● **Challenge**
Gather every line in the records below that contains the word "scared".

● **Entries provided**
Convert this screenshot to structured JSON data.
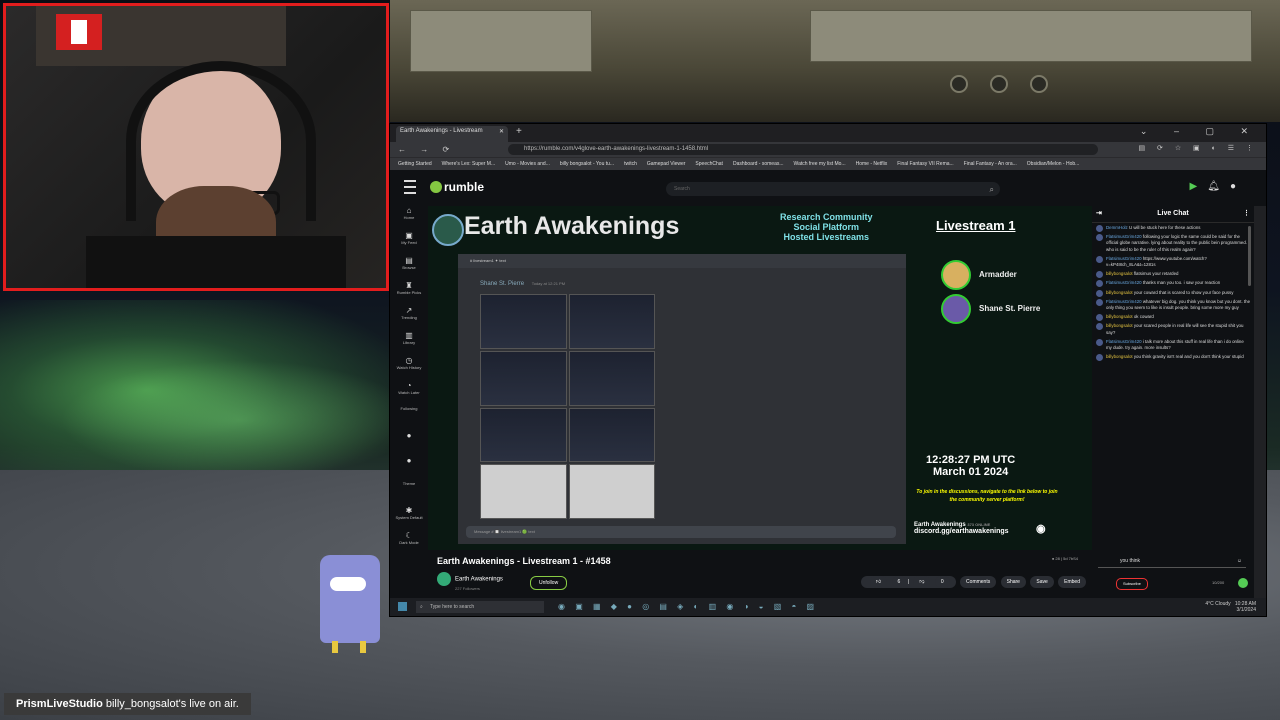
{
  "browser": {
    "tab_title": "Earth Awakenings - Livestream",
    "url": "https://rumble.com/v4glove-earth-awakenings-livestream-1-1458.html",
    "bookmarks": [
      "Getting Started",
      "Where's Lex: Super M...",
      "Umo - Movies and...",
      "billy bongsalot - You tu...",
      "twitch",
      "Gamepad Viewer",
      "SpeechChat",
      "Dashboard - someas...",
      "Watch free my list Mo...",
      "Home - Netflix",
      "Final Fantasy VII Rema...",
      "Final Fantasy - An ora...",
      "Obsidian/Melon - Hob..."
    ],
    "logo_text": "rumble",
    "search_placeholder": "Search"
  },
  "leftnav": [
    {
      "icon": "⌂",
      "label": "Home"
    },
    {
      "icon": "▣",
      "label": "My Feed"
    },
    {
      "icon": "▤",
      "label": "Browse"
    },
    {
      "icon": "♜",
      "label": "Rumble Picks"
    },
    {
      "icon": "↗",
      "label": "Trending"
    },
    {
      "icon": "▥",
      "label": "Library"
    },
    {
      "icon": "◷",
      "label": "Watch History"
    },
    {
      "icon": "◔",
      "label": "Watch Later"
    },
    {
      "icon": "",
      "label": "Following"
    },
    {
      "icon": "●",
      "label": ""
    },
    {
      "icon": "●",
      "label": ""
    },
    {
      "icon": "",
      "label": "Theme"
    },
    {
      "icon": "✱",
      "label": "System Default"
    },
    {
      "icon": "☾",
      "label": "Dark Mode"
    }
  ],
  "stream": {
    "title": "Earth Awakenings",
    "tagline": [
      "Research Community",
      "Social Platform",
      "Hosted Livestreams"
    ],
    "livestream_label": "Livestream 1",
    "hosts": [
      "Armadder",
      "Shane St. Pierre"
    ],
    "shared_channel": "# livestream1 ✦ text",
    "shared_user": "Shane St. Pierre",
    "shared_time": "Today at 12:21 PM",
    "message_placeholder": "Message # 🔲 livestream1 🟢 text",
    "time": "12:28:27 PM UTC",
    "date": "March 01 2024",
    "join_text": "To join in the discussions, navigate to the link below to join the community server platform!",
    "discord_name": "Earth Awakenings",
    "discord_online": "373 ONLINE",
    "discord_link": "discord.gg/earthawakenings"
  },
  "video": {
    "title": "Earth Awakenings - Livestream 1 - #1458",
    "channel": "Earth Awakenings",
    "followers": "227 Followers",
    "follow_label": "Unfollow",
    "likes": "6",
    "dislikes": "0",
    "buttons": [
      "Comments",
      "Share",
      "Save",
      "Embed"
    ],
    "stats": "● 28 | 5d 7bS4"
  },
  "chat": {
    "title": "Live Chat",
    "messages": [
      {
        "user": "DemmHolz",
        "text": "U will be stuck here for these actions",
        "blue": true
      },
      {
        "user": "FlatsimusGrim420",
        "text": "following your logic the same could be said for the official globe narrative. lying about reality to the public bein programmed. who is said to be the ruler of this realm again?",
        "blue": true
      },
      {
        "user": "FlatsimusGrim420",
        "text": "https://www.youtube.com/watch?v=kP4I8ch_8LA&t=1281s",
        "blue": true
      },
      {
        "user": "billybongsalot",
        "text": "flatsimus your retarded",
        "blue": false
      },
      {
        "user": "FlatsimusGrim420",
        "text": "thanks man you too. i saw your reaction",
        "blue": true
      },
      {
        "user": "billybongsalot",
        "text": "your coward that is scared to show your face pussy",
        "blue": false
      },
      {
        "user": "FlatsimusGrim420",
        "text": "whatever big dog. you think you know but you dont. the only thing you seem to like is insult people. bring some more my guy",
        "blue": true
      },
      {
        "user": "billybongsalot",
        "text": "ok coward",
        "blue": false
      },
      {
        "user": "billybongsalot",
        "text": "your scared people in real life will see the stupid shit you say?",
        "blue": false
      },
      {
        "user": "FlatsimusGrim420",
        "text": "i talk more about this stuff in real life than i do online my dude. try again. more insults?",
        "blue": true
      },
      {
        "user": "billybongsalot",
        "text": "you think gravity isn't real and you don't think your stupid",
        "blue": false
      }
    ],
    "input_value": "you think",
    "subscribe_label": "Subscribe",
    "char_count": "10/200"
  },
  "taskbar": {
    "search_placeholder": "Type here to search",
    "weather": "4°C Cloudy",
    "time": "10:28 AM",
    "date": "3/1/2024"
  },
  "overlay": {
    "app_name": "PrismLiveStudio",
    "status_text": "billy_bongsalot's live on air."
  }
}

● **Answer to this problem**
        "text": "your coward that is scared to show your face pussy",
        "text": "your scared people in real life will see the stupid shit you say?",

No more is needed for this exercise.